Written exercise:
Write out all the lines again, precisely as they stand, but without the images.

A run of records:

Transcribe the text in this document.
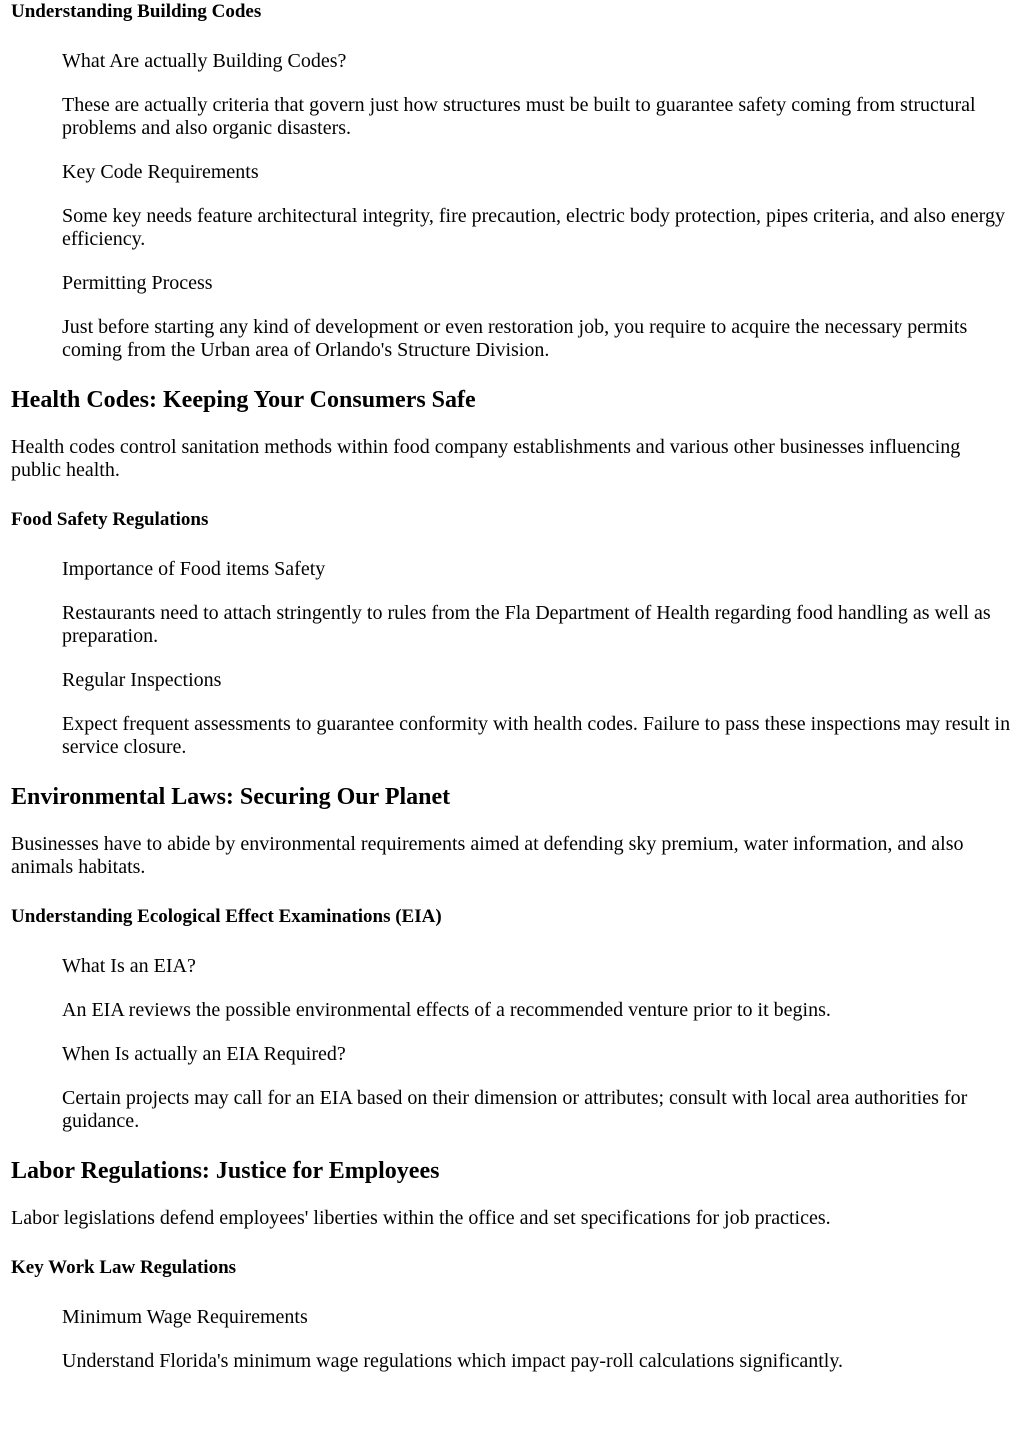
Understanding Building Codes

What Are actually Building Codes?

These are actually criteria that govern just how structures must be built to guarantee safety coming from structural problems and also organic disasters.

Key Code Requirements

Some key needs feature architectural integrity, fire precaution, electric body protection, pipes criteria, and also energy efficiency.

Permitting Process

Just before starting any kind of development or even restoration job, you require to acquire the necessary permits coming from the Urban area of Orlando's Structure Division.

Health Codes: Keeping Your Consumers Safe

Health codes control sanitation methods within food company establishments and various other businesses influencing public health.

Food Safety Regulations

Importance of Food items Safety

Restaurants need to attach stringently to rules from the Fla Department of Health regarding food handling as well as preparation.

Regular Inspections

Expect frequent assessments to guarantee conformity with health codes. Failure to pass these inspections may result in service closure.

Environmental Laws: Securing Our Planet

Businesses have to abide by environmental requirements aimed at defending sky premium, water information, and also animals habitats.

Understanding Ecological Effect Examinations (EIA)

What Is an EIA?

An EIA reviews the possible environmental effects of a recommended venture prior to it begins.

When Is actually an EIA Required?

Certain projects may call for an EIA based on their dimension or attributes; consult with local area authorities for guidance.

Labor Regulations: Justice for Employees

Labor legislations defend employees' liberties within the office and set specifications for job practices.

Key Work Law Regulations

Minimum Wage Requirements

Understand Florida's minimum wage regulations which impact pay-roll calculations significantly.
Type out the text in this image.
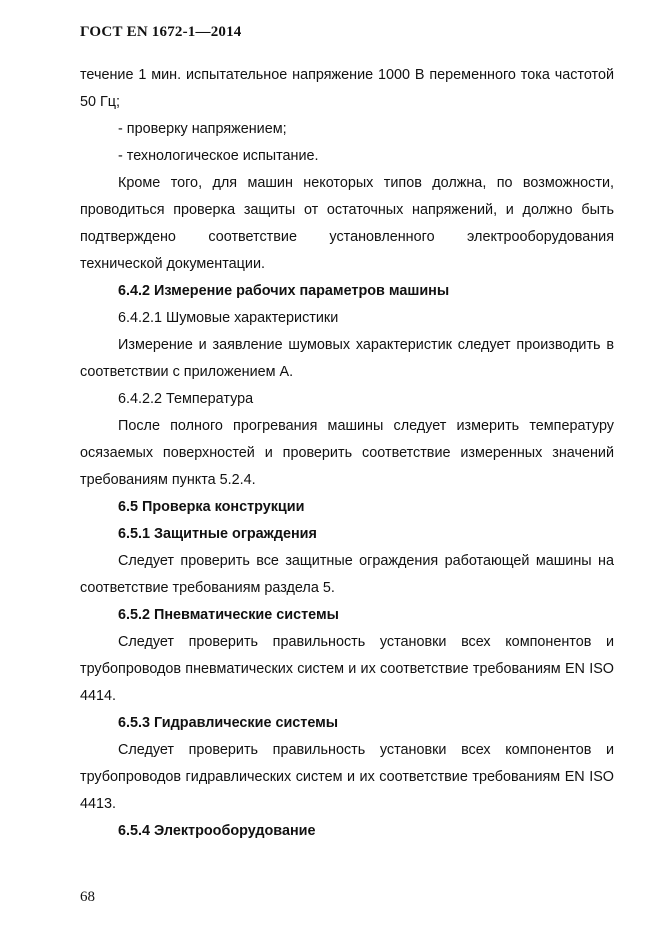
ГОСТ EN 1672-1—2014

течение 1 мин. испытательное напряжение 1000 В переменного тока частотой 50 Гц;

- проверку напряжением;

- технологическое испытание.

Кроме того, для машин некоторых типов должна, по возможности, проводиться проверка защиты от остаточных напряжений, и должно быть подтверждено соответствие установленного электрооборудования технической документации.

6.4.2 Измерение рабочих параметров машины

6.4.2.1 Шумовые характеристики

Измерение и заявление шумовых характеристик следует производить в соответствии с приложением А.

6.4.2.2 Температура

После полного прогревания машины следует измерить температуру осязаемых поверхностей и проверить соответствие измеренных значений требованиям пункта 5.2.4.

6.5 Проверка конструкции

6.5.1 Защитные ограждения

Следует проверить все защитные ограждения работающей машины на соответствие требованиям раздела 5.

6.5.2 Пневматические системы

Следует проверить правильность установки всех компонентов и трубопроводов пневматических систем и их соответствие требованиям EN ISO 4414.

6.5.3 Гидравлические системы

Следует проверить правильность установки всех компонентов и трубопроводов гидравлических систем и их соответствие требованиям EN ISO 4413.

6.5.4 Электрооборудование

68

Problem solution:
Transcribe the text in this document.
Understanding Building Codes

What Are actually Building Codes?

These are actually criteria that govern just how structures must be built to guarantee safety coming from structural problems and also organic disasters.

Key Code Requirements

Some key needs feature architectural integrity, fire precaution, electric body protection, pipes criteria, and also energy efficiency.

Permitting Process

Just before starting any kind of development or even restoration job, you require to acquire the necessary permits coming from the Urban area of Orlando's Structure Division.

Health Codes: Keeping Your Consumers Safe

Health codes control sanitation methods within food company establishments and various other businesses influencing public health.

Food Safety Regulations

Importance of Food items Safety

Restaurants need to attach stringently to rules from the Fla Department of Health regarding food handling as well as preparation.

Regular Inspections

Expect frequent assessments to guarantee conformity with health codes. Failure to pass these inspections may result in service closure.

Environmental Laws: Securing Our Planet

Businesses have to abide by environmental requirements aimed at defending sky premium, water information, and also animals habitats.

Understanding Ecological Effect Examinations (EIA)

What Is an EIA?

An EIA reviews the possible environmental effects of a recommended venture prior to it begins.

When Is actually an EIA Required?

Certain projects may call for an EIA based on their dimension or attributes; consult with local area authorities for guidance.

Labor Regulations: Justice for Employees

Labor legislations defend employees' liberties within the office and set specifications for job practices.

Key Work Law Regulations

Minimum Wage Requirements

Understand Florida's minimum wage regulations which impact pay-roll calculations significantly.
Type out the text in this image.
ГОСТ EN 1672-1—2014

течение 1 мин. испытательное напряжение 1000 В переменного тока частотой 50 Гц;

- проверку напряжением;

- технологическое испытание.

Кроме того, для машин некоторых типов должна, по возможности, проводиться проверка защиты от остаточных напряжений, и должно быть подтверждено соответствие установленного электрооборудования технической документации.

6.4.2 Измерение рабочих параметров машины

6.4.2.1 Шумовые характеристики

Измерение и заявление шумовых характеристик следует производить в соответствии с приложением А.

6.4.2.2 Температура

После полного прогревания машины следует измерить температуру осязаемых поверхностей и проверить соответствие измеренных значений требованиям пункта 5.2.4.

6.5 Проверка конструкции

6.5.1 Защитные ограждения

Следует проверить все защитные ограждения работающей машины на соответствие требованиям раздела 5.

6.5.2 Пневматические системы

Следует проверить правильность установки всех компонентов и трубопроводов пневматических систем и их соответствие требованиям EN ISO 4414.

6.5.3 Гидравлические системы

Следует проверить правильность установки всех компонентов и трубопроводов гидравлических систем и их соответствие требованиям EN ISO 4413.

6.5.4 Электрооборудование

68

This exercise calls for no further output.